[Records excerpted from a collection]

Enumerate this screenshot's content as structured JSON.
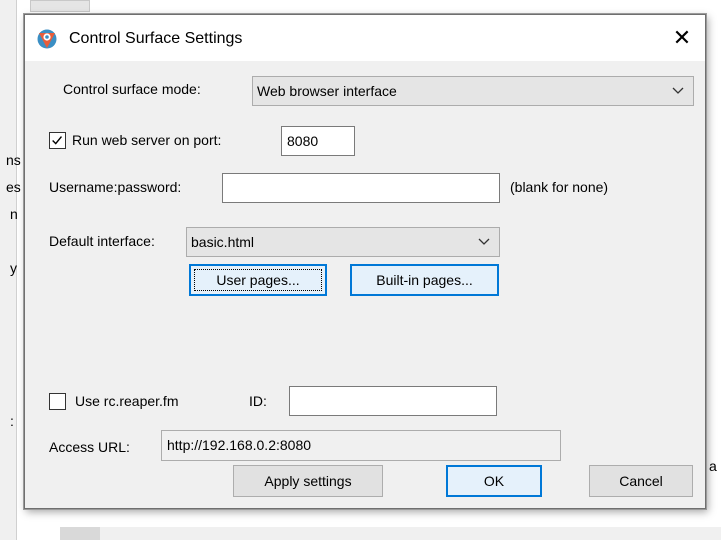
{
  "dialog": {
    "title": "Control Surface Settings",
    "close_glyph": "✕"
  },
  "mode": {
    "label": "Control surface mode:",
    "value": "Web browser interface"
  },
  "web_server": {
    "label": "Run web server on port:",
    "checked": true,
    "port": "8080"
  },
  "auth": {
    "label": "Username:password:",
    "value": "",
    "hint": "(blank for none)"
  },
  "default_interface": {
    "label": "Default interface:",
    "value": "basic.html"
  },
  "pages": {
    "user_pages": "User pages...",
    "builtin_pages": "Built-in pages..."
  },
  "rc": {
    "label": "Use rc.reaper.fm",
    "checked": false,
    "id_label": "ID:",
    "id_value": ""
  },
  "access": {
    "label": "Access URL:",
    "value": "http://192.168.0.2:8080"
  },
  "buttons": {
    "apply": "Apply settings",
    "ok": "OK",
    "cancel": "Cancel"
  },
  "background": {
    "left_fragments": [
      "ns",
      "es",
      "n",
      "y",
      ":"
    ],
    "right_fragment": "a"
  }
}
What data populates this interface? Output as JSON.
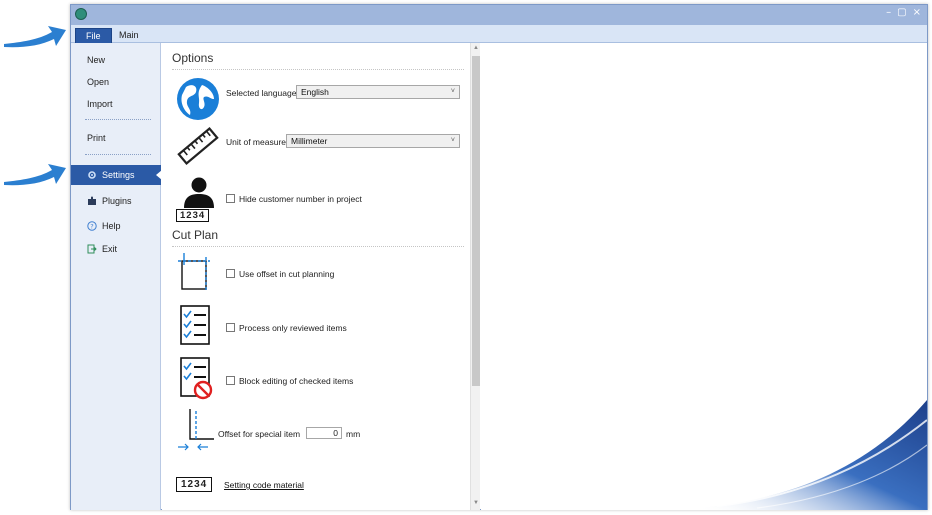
{
  "ribbon": {
    "tabs": [
      {
        "label": "File",
        "active": true
      },
      {
        "label": "Main",
        "active": false
      }
    ]
  },
  "window_controls": {
    "minimize": "–",
    "maximize": "▢",
    "close": "×"
  },
  "menu": {
    "items": [
      {
        "label": "New"
      },
      {
        "label": "Open"
      },
      {
        "label": "Import"
      },
      {
        "label": "Print"
      },
      {
        "label": "Settings",
        "active": true,
        "icon": "gear-icon"
      },
      {
        "label": "Plugins",
        "icon": "puzzle-icon"
      },
      {
        "label": "Help",
        "icon": "help-icon"
      },
      {
        "label": "Exit",
        "icon": "exit-icon"
      }
    ]
  },
  "options": {
    "title": "Options",
    "language_label": "Selected language:",
    "language_value": "English",
    "unit_label": "Unit of measure:",
    "unit_value": "Millimeter",
    "hide_customer_label": "Hide customer number in project",
    "hide_customer_checked": false,
    "customer_badge": "1234"
  },
  "cut_plan": {
    "title": "Cut Plan",
    "use_offset_label": "Use offset in cut planning",
    "use_offset_checked": false,
    "process_reviewed_label": "Process only reviewed items",
    "process_reviewed_checked": false,
    "block_editing_label": "Block editing of checked items",
    "block_editing_checked": false,
    "offset_special_label": "Offset for special item",
    "offset_special_value": "0",
    "offset_special_unit": "mm",
    "code_material_badge": "1234",
    "code_material_link": "Setting code material"
  },
  "colors": {
    "accent": "#2b5aa6",
    "titlebar": "#9fb6dc",
    "menu_bg": "#e8eef8",
    "callout_arrow": "#2b7fd0"
  }
}
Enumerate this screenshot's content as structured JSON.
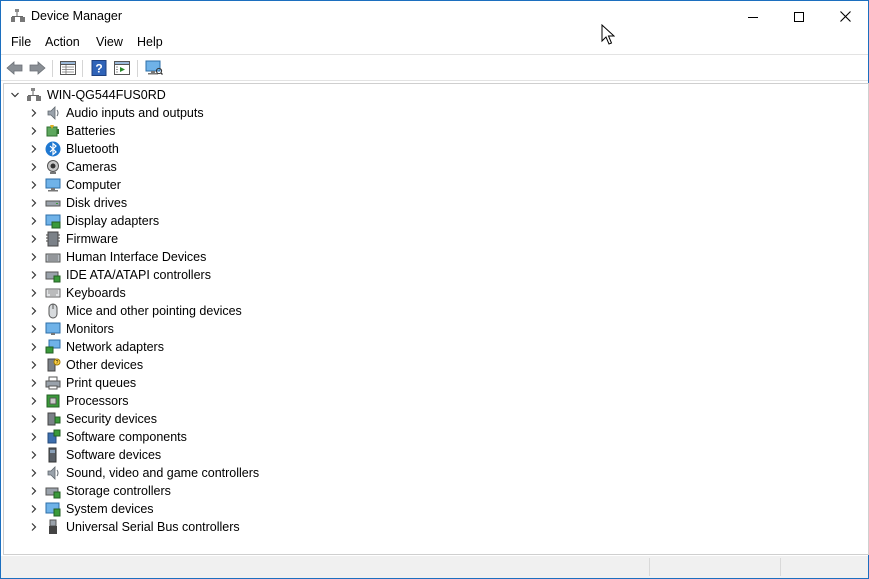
{
  "window": {
    "title": "Device Manager",
    "controls": {
      "minimize": "—",
      "maximize": "□",
      "close": "✕"
    }
  },
  "menu": [
    "File",
    "Action",
    "View",
    "Help"
  ],
  "toolbar": {
    "buttons": [
      "back-icon",
      "forward-icon",
      "properties-grid-icon",
      "help-icon",
      "run-pane-icon",
      "monitor-scan-icon"
    ]
  },
  "tree": {
    "root": {
      "label": "WIN-QG544FUS0RD",
      "icon": "computer-tree-icon",
      "expanded": true
    },
    "categories": [
      {
        "label": "Audio inputs and outputs",
        "icon": "speaker-icon"
      },
      {
        "label": "Batteries",
        "icon": "battery-icon"
      },
      {
        "label": "Bluetooth",
        "icon": "bluetooth-icon"
      },
      {
        "label": "Cameras",
        "icon": "camera-icon"
      },
      {
        "label": "Computer",
        "icon": "computer-icon"
      },
      {
        "label": "Disk drives",
        "icon": "disk-drive-icon"
      },
      {
        "label": "Display adapters",
        "icon": "display-adapter-icon"
      },
      {
        "label": "Firmware",
        "icon": "firmware-icon"
      },
      {
        "label": "Human Interface Devices",
        "icon": "hid-icon"
      },
      {
        "label": "IDE ATA/ATAPI controllers",
        "icon": "ide-controller-icon"
      },
      {
        "label": "Keyboards",
        "icon": "keyboard-icon"
      },
      {
        "label": "Mice and other pointing devices",
        "icon": "mouse-icon"
      },
      {
        "label": "Monitors",
        "icon": "monitor-icon"
      },
      {
        "label": "Network adapters",
        "icon": "network-icon"
      },
      {
        "label": "Other devices",
        "icon": "other-device-icon"
      },
      {
        "label": "Print queues",
        "icon": "printer-icon"
      },
      {
        "label": "Processors",
        "icon": "processor-icon"
      },
      {
        "label": "Security devices",
        "icon": "security-device-icon"
      },
      {
        "label": "Software components",
        "icon": "software-component-icon"
      },
      {
        "label": "Software devices",
        "icon": "software-device-icon"
      },
      {
        "label": "Sound, video and game controllers",
        "icon": "sound-controller-icon"
      },
      {
        "label": "Storage controllers",
        "icon": "storage-controller-icon"
      },
      {
        "label": "System devices",
        "icon": "system-device-icon"
      },
      {
        "label": "Universal Serial Bus controllers",
        "icon": "usb-icon"
      }
    ]
  },
  "colors": {
    "accent": "#1c6fbf",
    "icon_blue": "#3c8fd6",
    "icon_green": "#3a9a3a"
  }
}
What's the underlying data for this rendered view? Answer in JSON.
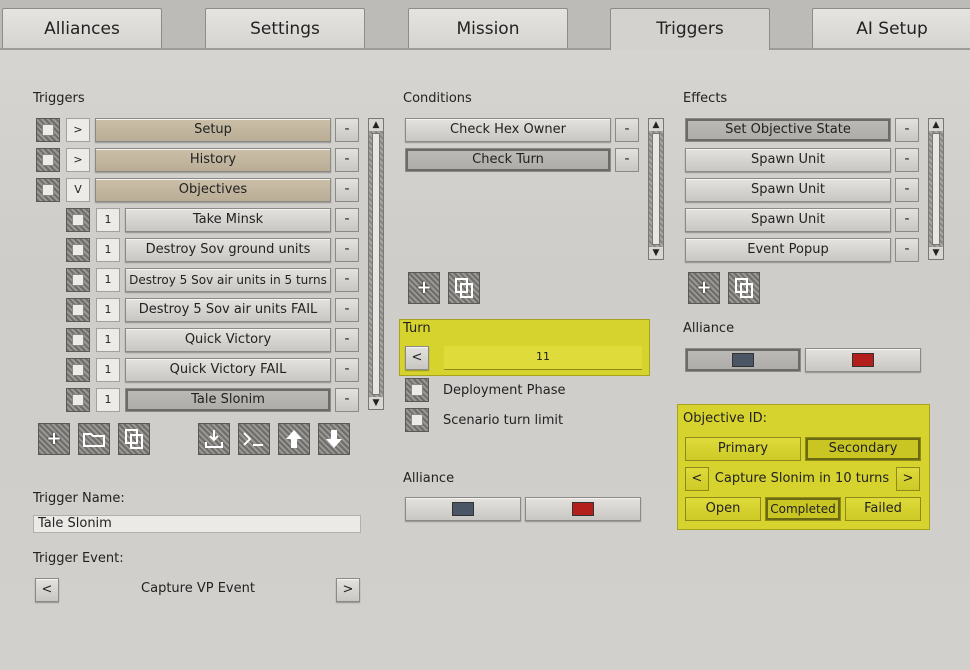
{
  "tabs": [
    "Alliances",
    "Settings",
    "Mission",
    "Triggers",
    "AI Setup"
  ],
  "active_tab": "Triggers",
  "triggers": {
    "header": "Triggers",
    "groups": [
      {
        "toggle": ">",
        "label": "Setup"
      },
      {
        "toggle": ">",
        "label": "History"
      },
      {
        "toggle": "V",
        "label": "Objectives"
      }
    ],
    "items": [
      {
        "num": "1",
        "label": "Take Minsk"
      },
      {
        "num": "1",
        "label": "Destroy Sov ground units"
      },
      {
        "num": "1",
        "label": "Destroy 5 Sov air units in 5 turns"
      },
      {
        "num": "1",
        "label": "Destroy 5 Sov air units FAIL"
      },
      {
        "num": "1",
        "label": "Quick Victory"
      },
      {
        "num": "1",
        "label": "Quick Victory FAIL"
      },
      {
        "num": "1",
        "label": "Tale Slonim"
      }
    ],
    "minus": "-"
  },
  "trigger_name": {
    "label": "Trigger Name:",
    "value": "Tale Slonim"
  },
  "trigger_event": {
    "label": "Trigger Event:",
    "value": "Capture VP Event",
    "prev": "<",
    "next": ">"
  },
  "conditions": {
    "header": "Conditions",
    "items": [
      "Check Hex Owner",
      "Check Turn"
    ]
  },
  "turn": {
    "label": "Turn",
    "prev": "<",
    "value": "11"
  },
  "checkboxes": [
    "Deployment Phase",
    "Scenario turn limit"
  ],
  "alliance_left": {
    "label": "Alliance",
    "colors": [
      "#4a5566",
      "#b3201c"
    ]
  },
  "effects": {
    "header": "Effects",
    "items": [
      "Set Objective State",
      "Spawn Unit",
      "Spawn Unit",
      "Spawn Unit",
      "Event Popup"
    ]
  },
  "alliance_right": {
    "label": "Alliance",
    "colors": [
      "#4a5566",
      "#b3201c"
    ]
  },
  "objective": {
    "label": "Objective ID:",
    "types": [
      "Primary",
      "Secondary"
    ],
    "selected_type": "Secondary",
    "prev": "<",
    "value": "Capture Slonim in 10 turns",
    "next": ">",
    "states": [
      "Open",
      "Completed",
      "Failed"
    ],
    "selected_state": "Completed"
  },
  "icons": {
    "add": "+",
    "scroll_up": "▲",
    "scroll_down": "▼"
  }
}
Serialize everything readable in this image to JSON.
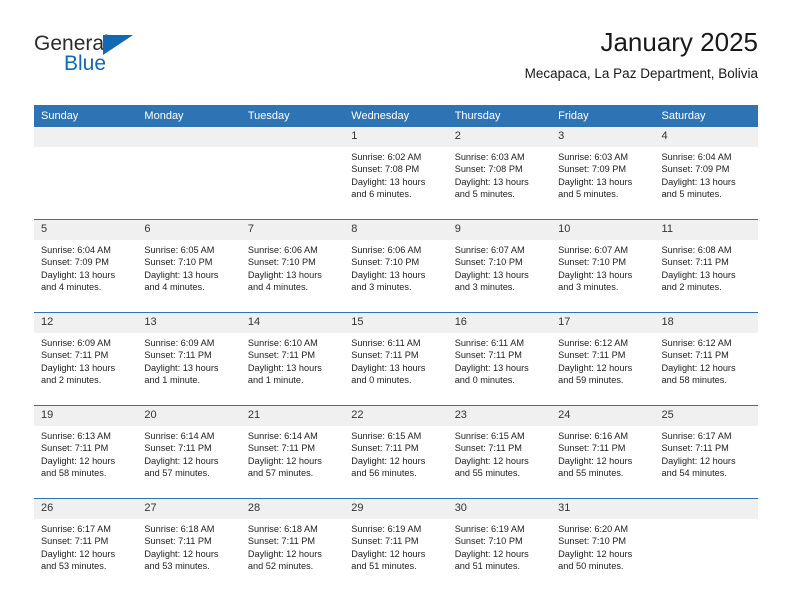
{
  "brand": {
    "name_part1": "General",
    "name_part2": "Blue"
  },
  "header": {
    "title": "January 2025",
    "subtitle": "Mecapaca, La Paz Department, Bolivia"
  },
  "colors": {
    "header_blue": "#2e74b5",
    "date_band_gray": "#f0f0f0",
    "brand_blue": "#1268b3"
  },
  "weekdays": [
    "Sunday",
    "Monday",
    "Tuesday",
    "Wednesday",
    "Thursday",
    "Friday",
    "Saturday"
  ],
  "weeks": [
    [
      {
        "day": "",
        "blank": true,
        "sunrise": "",
        "sunset": "",
        "daylight_line1": "",
        "daylight_line2": ""
      },
      {
        "day": "",
        "blank": true,
        "sunrise": "",
        "sunset": "",
        "daylight_line1": "",
        "daylight_line2": ""
      },
      {
        "day": "",
        "blank": true,
        "sunrise": "",
        "sunset": "",
        "daylight_line1": "",
        "daylight_line2": ""
      },
      {
        "day": "1",
        "sunrise": "Sunrise: 6:02 AM",
        "sunset": "Sunset: 7:08 PM",
        "daylight_line1": "Daylight: 13 hours",
        "daylight_line2": "and 6 minutes."
      },
      {
        "day": "2",
        "sunrise": "Sunrise: 6:03 AM",
        "sunset": "Sunset: 7:08 PM",
        "daylight_line1": "Daylight: 13 hours",
        "daylight_line2": "and 5 minutes."
      },
      {
        "day": "3",
        "sunrise": "Sunrise: 6:03 AM",
        "sunset": "Sunset: 7:09 PM",
        "daylight_line1": "Daylight: 13 hours",
        "daylight_line2": "and 5 minutes."
      },
      {
        "day": "4",
        "sunrise": "Sunrise: 6:04 AM",
        "sunset": "Sunset: 7:09 PM",
        "daylight_line1": "Daylight: 13 hours",
        "daylight_line2": "and 5 minutes."
      }
    ],
    [
      {
        "day": "5",
        "sunrise": "Sunrise: 6:04 AM",
        "sunset": "Sunset: 7:09 PM",
        "daylight_line1": "Daylight: 13 hours",
        "daylight_line2": "and 4 minutes."
      },
      {
        "day": "6",
        "sunrise": "Sunrise: 6:05 AM",
        "sunset": "Sunset: 7:10 PM",
        "daylight_line1": "Daylight: 13 hours",
        "daylight_line2": "and 4 minutes."
      },
      {
        "day": "7",
        "sunrise": "Sunrise: 6:06 AM",
        "sunset": "Sunset: 7:10 PM",
        "daylight_line1": "Daylight: 13 hours",
        "daylight_line2": "and 4 minutes."
      },
      {
        "day": "8",
        "sunrise": "Sunrise: 6:06 AM",
        "sunset": "Sunset: 7:10 PM",
        "daylight_line1": "Daylight: 13 hours",
        "daylight_line2": "and 3 minutes."
      },
      {
        "day": "9",
        "sunrise": "Sunrise: 6:07 AM",
        "sunset": "Sunset: 7:10 PM",
        "daylight_line1": "Daylight: 13 hours",
        "daylight_line2": "and 3 minutes."
      },
      {
        "day": "10",
        "sunrise": "Sunrise: 6:07 AM",
        "sunset": "Sunset: 7:10 PM",
        "daylight_line1": "Daylight: 13 hours",
        "daylight_line2": "and 3 minutes."
      },
      {
        "day": "11",
        "sunrise": "Sunrise: 6:08 AM",
        "sunset": "Sunset: 7:11 PM",
        "daylight_line1": "Daylight: 13 hours",
        "daylight_line2": "and 2 minutes."
      }
    ],
    [
      {
        "day": "12",
        "sunrise": "Sunrise: 6:09 AM",
        "sunset": "Sunset: 7:11 PM",
        "daylight_line1": "Daylight: 13 hours",
        "daylight_line2": "and 2 minutes."
      },
      {
        "day": "13",
        "sunrise": "Sunrise: 6:09 AM",
        "sunset": "Sunset: 7:11 PM",
        "daylight_line1": "Daylight: 13 hours",
        "daylight_line2": "and 1 minute."
      },
      {
        "day": "14",
        "sunrise": "Sunrise: 6:10 AM",
        "sunset": "Sunset: 7:11 PM",
        "daylight_line1": "Daylight: 13 hours",
        "daylight_line2": "and 1 minute."
      },
      {
        "day": "15",
        "sunrise": "Sunrise: 6:11 AM",
        "sunset": "Sunset: 7:11 PM",
        "daylight_line1": "Daylight: 13 hours",
        "daylight_line2": "and 0 minutes."
      },
      {
        "day": "16",
        "sunrise": "Sunrise: 6:11 AM",
        "sunset": "Sunset: 7:11 PM",
        "daylight_line1": "Daylight: 13 hours",
        "daylight_line2": "and 0 minutes."
      },
      {
        "day": "17",
        "sunrise": "Sunrise: 6:12 AM",
        "sunset": "Sunset: 7:11 PM",
        "daylight_line1": "Daylight: 12 hours",
        "daylight_line2": "and 59 minutes."
      },
      {
        "day": "18",
        "sunrise": "Sunrise: 6:12 AM",
        "sunset": "Sunset: 7:11 PM",
        "daylight_line1": "Daylight: 12 hours",
        "daylight_line2": "and 58 minutes."
      }
    ],
    [
      {
        "day": "19",
        "sunrise": "Sunrise: 6:13 AM",
        "sunset": "Sunset: 7:11 PM",
        "daylight_line1": "Daylight: 12 hours",
        "daylight_line2": "and 58 minutes."
      },
      {
        "day": "20",
        "sunrise": "Sunrise: 6:14 AM",
        "sunset": "Sunset: 7:11 PM",
        "daylight_line1": "Daylight: 12 hours",
        "daylight_line2": "and 57 minutes."
      },
      {
        "day": "21",
        "sunrise": "Sunrise: 6:14 AM",
        "sunset": "Sunset: 7:11 PM",
        "daylight_line1": "Daylight: 12 hours",
        "daylight_line2": "and 57 minutes."
      },
      {
        "day": "22",
        "sunrise": "Sunrise: 6:15 AM",
        "sunset": "Sunset: 7:11 PM",
        "daylight_line1": "Daylight: 12 hours",
        "daylight_line2": "and 56 minutes."
      },
      {
        "day": "23",
        "sunrise": "Sunrise: 6:15 AM",
        "sunset": "Sunset: 7:11 PM",
        "daylight_line1": "Daylight: 12 hours",
        "daylight_line2": "and 55 minutes."
      },
      {
        "day": "24",
        "sunrise": "Sunrise: 6:16 AM",
        "sunset": "Sunset: 7:11 PM",
        "daylight_line1": "Daylight: 12 hours",
        "daylight_line2": "and 55 minutes."
      },
      {
        "day": "25",
        "sunrise": "Sunrise: 6:17 AM",
        "sunset": "Sunset: 7:11 PM",
        "daylight_line1": "Daylight: 12 hours",
        "daylight_line2": "and 54 minutes."
      }
    ],
    [
      {
        "day": "26",
        "sunrise": "Sunrise: 6:17 AM",
        "sunset": "Sunset: 7:11 PM",
        "daylight_line1": "Daylight: 12 hours",
        "daylight_line2": "and 53 minutes."
      },
      {
        "day": "27",
        "sunrise": "Sunrise: 6:18 AM",
        "sunset": "Sunset: 7:11 PM",
        "daylight_line1": "Daylight: 12 hours",
        "daylight_line2": "and 53 minutes."
      },
      {
        "day": "28",
        "sunrise": "Sunrise: 6:18 AM",
        "sunset": "Sunset: 7:11 PM",
        "daylight_line1": "Daylight: 12 hours",
        "daylight_line2": "and 52 minutes."
      },
      {
        "day": "29",
        "sunrise": "Sunrise: 6:19 AM",
        "sunset": "Sunset: 7:11 PM",
        "daylight_line1": "Daylight: 12 hours",
        "daylight_line2": "and 51 minutes."
      },
      {
        "day": "30",
        "sunrise": "Sunrise: 6:19 AM",
        "sunset": "Sunset: 7:10 PM",
        "daylight_line1": "Daylight: 12 hours",
        "daylight_line2": "and 51 minutes."
      },
      {
        "day": "31",
        "sunrise": "Sunrise: 6:20 AM",
        "sunset": "Sunset: 7:10 PM",
        "daylight_line1": "Daylight: 12 hours",
        "daylight_line2": "and 50 minutes."
      },
      {
        "day": "",
        "blank": true,
        "sunrise": "",
        "sunset": "",
        "daylight_line1": "",
        "daylight_line2": ""
      }
    ]
  ]
}
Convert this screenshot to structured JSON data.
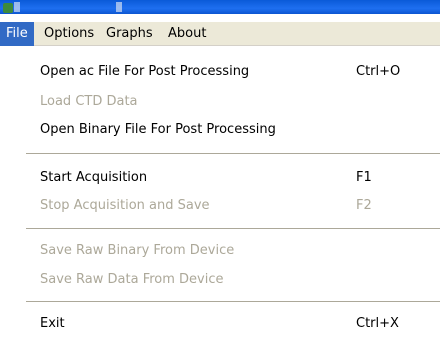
{
  "menubar": {
    "items": [
      {
        "label": "File",
        "active": true
      },
      {
        "label": "Options"
      },
      {
        "label": "Graphs"
      },
      {
        "label": "About"
      }
    ]
  },
  "file_menu": {
    "items": [
      {
        "label": "Open ac File For Post Processing",
        "shortcut": "Ctrl+O",
        "enabled": true
      },
      {
        "label": "Load CTD Data",
        "shortcut": "",
        "enabled": false
      },
      {
        "label": "Open Binary File For Post Processing",
        "shortcut": "",
        "enabled": true
      },
      {
        "label": "Start Acquisition",
        "shortcut": "F1",
        "enabled": true
      },
      {
        "label": "Stop Acquisition and Save",
        "shortcut": "F2",
        "enabled": false
      },
      {
        "label": "Save Raw Binary From Device",
        "shortcut": "",
        "enabled": false
      },
      {
        "label": "Save Raw Data From Device",
        "shortcut": "",
        "enabled": false
      },
      {
        "label": "Exit",
        "shortcut": "Ctrl+X",
        "enabled": true
      }
    ]
  },
  "colors": {
    "highlight": "#316ac5",
    "disabled_text": "#aca899",
    "menubar_bg": "#ece9d8"
  }
}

WORK TO COMPLETE:
Count the lines in the records above that hold the word "adapters", and give only that number.

PROBLEM SOLUTION:
2